Given request - Below is a set of records; restate each one word for word.
-------- Record extracts --------
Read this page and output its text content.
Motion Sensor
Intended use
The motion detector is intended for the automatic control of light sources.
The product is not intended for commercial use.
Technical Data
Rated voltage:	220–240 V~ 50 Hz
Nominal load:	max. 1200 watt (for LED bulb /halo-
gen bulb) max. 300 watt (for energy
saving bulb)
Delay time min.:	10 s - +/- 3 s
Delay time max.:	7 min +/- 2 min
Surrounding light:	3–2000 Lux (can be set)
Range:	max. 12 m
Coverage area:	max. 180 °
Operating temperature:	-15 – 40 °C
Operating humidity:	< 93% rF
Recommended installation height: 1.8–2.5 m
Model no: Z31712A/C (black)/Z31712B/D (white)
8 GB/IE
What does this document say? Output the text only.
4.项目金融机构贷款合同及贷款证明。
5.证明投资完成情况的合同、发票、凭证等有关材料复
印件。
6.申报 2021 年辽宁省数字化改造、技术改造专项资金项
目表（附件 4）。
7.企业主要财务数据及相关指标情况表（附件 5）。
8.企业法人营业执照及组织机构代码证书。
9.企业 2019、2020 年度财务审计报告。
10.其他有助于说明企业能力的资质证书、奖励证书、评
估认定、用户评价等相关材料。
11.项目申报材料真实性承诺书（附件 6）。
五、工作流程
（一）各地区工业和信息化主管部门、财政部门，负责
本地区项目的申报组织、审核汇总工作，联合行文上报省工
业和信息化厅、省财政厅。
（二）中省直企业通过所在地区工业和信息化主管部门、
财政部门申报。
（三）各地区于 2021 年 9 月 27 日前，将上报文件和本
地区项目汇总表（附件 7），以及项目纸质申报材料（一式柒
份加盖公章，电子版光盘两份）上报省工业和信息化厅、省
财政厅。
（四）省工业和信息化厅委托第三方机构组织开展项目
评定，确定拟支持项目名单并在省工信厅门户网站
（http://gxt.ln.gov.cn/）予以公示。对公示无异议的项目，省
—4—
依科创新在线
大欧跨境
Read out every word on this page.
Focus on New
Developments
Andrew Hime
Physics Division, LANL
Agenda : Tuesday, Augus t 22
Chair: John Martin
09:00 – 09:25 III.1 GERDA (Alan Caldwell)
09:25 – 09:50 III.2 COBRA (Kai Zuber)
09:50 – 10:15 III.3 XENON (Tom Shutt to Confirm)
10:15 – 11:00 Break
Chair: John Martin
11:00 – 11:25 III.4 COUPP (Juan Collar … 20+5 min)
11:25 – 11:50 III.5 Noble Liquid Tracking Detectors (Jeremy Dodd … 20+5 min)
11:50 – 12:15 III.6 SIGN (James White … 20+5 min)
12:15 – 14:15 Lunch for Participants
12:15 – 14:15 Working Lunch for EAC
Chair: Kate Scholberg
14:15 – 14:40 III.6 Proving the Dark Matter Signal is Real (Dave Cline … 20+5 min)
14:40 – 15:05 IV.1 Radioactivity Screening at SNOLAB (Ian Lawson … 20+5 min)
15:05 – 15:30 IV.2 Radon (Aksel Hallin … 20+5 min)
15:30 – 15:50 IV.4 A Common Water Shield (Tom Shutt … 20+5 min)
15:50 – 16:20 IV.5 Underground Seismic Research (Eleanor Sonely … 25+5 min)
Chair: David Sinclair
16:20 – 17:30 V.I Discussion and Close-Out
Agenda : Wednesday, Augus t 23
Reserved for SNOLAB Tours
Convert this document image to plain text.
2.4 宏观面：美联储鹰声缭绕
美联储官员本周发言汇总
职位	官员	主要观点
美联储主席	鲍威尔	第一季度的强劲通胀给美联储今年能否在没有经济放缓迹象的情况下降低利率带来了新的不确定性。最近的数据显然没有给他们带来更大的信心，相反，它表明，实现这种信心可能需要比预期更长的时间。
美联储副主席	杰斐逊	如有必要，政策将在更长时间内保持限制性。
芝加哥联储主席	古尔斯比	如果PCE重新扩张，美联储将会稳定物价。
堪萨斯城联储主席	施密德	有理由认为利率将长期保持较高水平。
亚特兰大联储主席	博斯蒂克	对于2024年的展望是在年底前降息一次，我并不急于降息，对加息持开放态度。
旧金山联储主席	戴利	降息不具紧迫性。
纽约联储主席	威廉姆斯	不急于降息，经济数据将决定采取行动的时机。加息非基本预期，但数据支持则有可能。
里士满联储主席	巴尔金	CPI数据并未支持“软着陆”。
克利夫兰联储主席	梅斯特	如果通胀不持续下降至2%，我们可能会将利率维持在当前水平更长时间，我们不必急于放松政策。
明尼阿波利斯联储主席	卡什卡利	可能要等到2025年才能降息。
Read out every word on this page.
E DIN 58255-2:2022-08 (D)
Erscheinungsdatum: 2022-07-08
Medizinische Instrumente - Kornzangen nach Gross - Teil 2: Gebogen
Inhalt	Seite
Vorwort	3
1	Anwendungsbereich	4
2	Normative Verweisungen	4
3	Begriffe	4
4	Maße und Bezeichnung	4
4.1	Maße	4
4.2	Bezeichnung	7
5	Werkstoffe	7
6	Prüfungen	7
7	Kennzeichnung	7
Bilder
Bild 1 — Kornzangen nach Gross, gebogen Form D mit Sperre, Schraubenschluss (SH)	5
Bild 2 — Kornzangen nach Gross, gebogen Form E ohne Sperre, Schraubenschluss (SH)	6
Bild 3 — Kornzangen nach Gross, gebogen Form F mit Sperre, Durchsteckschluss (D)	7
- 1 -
--------
Task solution -
Read this page and output its text content.
Motion Sensor
Intended use
The motion detector is intended for the automatic control of light sources.
The product is not intended for commercial use.
Technical Data
Rated voltage:	220–240 V~ 50 Hz
Nominal load:	max. 1200 watt (for LED bulb /halo-
gen bulb) max. 300 watt (for energy
saving bulb)
Delay time min.:	10 s - +/- 3 s
Delay time max.:	7 min +/- 2 min
Surrounding light:	3–2000 Lux (can be set)
Range:	max. 12 m
Coverage area:	max. 180 °
Operating temperature:	-15 – 40 °C
Operating humidity:	< 93% rF
Recommended installation height: 1.8–2.5 m
Model no: Z31712A/C (black)/Z31712B/D (white)
8 GB/IE
What does this document say? Output the text only.
4.项目金融机构贷款合同及贷款证明。
5.证明投资完成情况的合同、发票、凭证等有关材料复
印件。
6.申报 2021 年辽宁省数字化改造、技术改造专项资金项
目表（附件 4）。
7.企业主要财务数据及相关指标情况表（附件 5）。
8.企业法人营业执照及组织机构代码证书。
9.企业 2019、2020 年度财务审计报告。
10.其他有助于说明企业能力的资质证书、奖励证书、评
估认定、用户评价等相关材料。
11.项目申报材料真实性承诺书（附件 6）。
五、工作流程
（一）各地区工业和信息化主管部门、财政部门，负责
本地区项目的申报组织、审核汇总工作，联合行文上报省工
业和信息化厅、省财政厅。
（二）中省直企业通过所在地区工业和信息化主管部门、
财政部门申报。
（三）各地区于 2021 年 9 月 27 日前，将上报文件和本
地区项目汇总表（附件 7），以及项目纸质申报材料（一式柒
份加盖公章，电子版光盘两份）上报省工业和信息化厅、省
财政厅。
（四）省工业和信息化厅委托第三方机构组织开展项目
评定，确定拟支持项目名单并在省工信厅门户网站
（http://gxt.ln.gov.cn/）予以公示。对公示无异议的项目，省
—4—
依科创新在线
大欧跨境
Read out every word on this page.
Focus on New
Developments
Andrew Hime
Physics Division, LANL
Agenda : Tuesday, Augus t 22
Chair: John Martin
09:00 – 09:25 III.1 GERDA (Alan Caldwell)
09:25 – 09:50 III.2 COBRA (Kai Zuber)
09:50 – 10:15 III.3 XENON (Tom Shutt to Confirm)
10:15 – 11:00 Break
Chair: John Martin
11:00 – 11:25 III.4 COUPP (Juan Collar … 20+5 min)
11:25 – 11:50 III.5 Noble Liquid Tracking Detectors (Jeremy Dodd … 20+5 min)
11:50 – 12:15 III.6 SIGN (James White … 20+5 min)
12:15 – 14:15 Lunch for Participants
12:15 – 14:15 Working Lunch for EAC
Chair: Kate Scholberg
14:15 – 14:40 III.6 Proving the Dark Matter Signal is Real (Dave Cline … 20+5 min)
14:40 – 15:05 IV.1 Radioactivity Screening at SNOLAB (Ian Lawson … 20+5 min)
15:05 – 15:30 IV.2 Radon (Aksel Hallin … 20+5 min)
15:30 – 15:50 IV.4 A Common Water Shield (Tom Shutt … 20+5 min)
15:50 – 16:20 IV.5 Underground Seismic Research (Eleanor Sonely … 25+5 min)
Chair: David Sinclair
16:20 – 17:30 V.I Discussion and Close-Out
Agenda : Wednesday, Augus t 23
Reserved for SNOLAB Tours
Convert this document image to plain text.
2.4 宏观面：美联储鹰声缭绕
美联储官员本周发言汇总
职位	官员	主要观点
美联储主席	鲍威尔	第一季度的强劲通胀给美联储今年能否在没有经济放缓迹象的情况下降低利率带来了新的不确定性。最近的数据显然没有给他们带来更大的信心，相反，它表明，实现这种信心可能需要比预期更长的时间。
美联储副主席	杰斐逊	如有必要，政策将在更长时间内保持限制性。
芝加哥联储主席	古尔斯比	如果PCE重新扩张，美联储将会稳定物价。
堪萨斯城联储主席	施密德	有理由认为利率将长期保持较高水平。
亚特兰大联储主席	博斯蒂克	对于2024年的展望是在年底前降息一次，我并不急于降息，对加息持开放态度。
旧金山联储主席	戴利	降息不具紧迫性。
纽约联储主席	威廉姆斯	不急于降息，经济数据将决定采取行动的时机。加息非基本预期，但数据支持则有可能。
里士满联储主席	巴尔金	CPI数据并未支持“软着陆”。
克利夫兰联储主席	梅斯特	如果通胀不持续下降至2%，我们可能会将利率维持在当前水平更长时间，我们不必急于放松政策。
明尼阿波利斯联储主席	卡什卡利	可能要等到2025年才能降息。
Read out every word on this page.
E DIN 58255-2:2022-08 (D)
Erscheinungsdatum: 2022-07-08
Medizinische Instrumente - Kornzangen nach Gross - Teil 2: Gebogen
Inhalt	Seite
Vorwort	3
1	Anwendungsbereich	4
2	Normative Verweisungen	4
3	Begriffe	4
4	Maße und Bezeichnung	4
4.1	Maße	4
4.2	Bezeichnung	7
5	Werkstoffe	7
6	Prüfungen	7
7	Kennzeichnung	7
Bilder
Bild 1 — Kornzangen nach Gross, gebogen Form D mit Sperre, Schraubenschluss (SH)	5
Bild 2 — Kornzangen nach Gross, gebogen Form E ohne Sperre, Schraubenschluss (SH)	6
Bild 3 — Kornzangen nach Gross, gebogen Form F mit Sperre, Durchsteckschluss (D)	7
- 1 -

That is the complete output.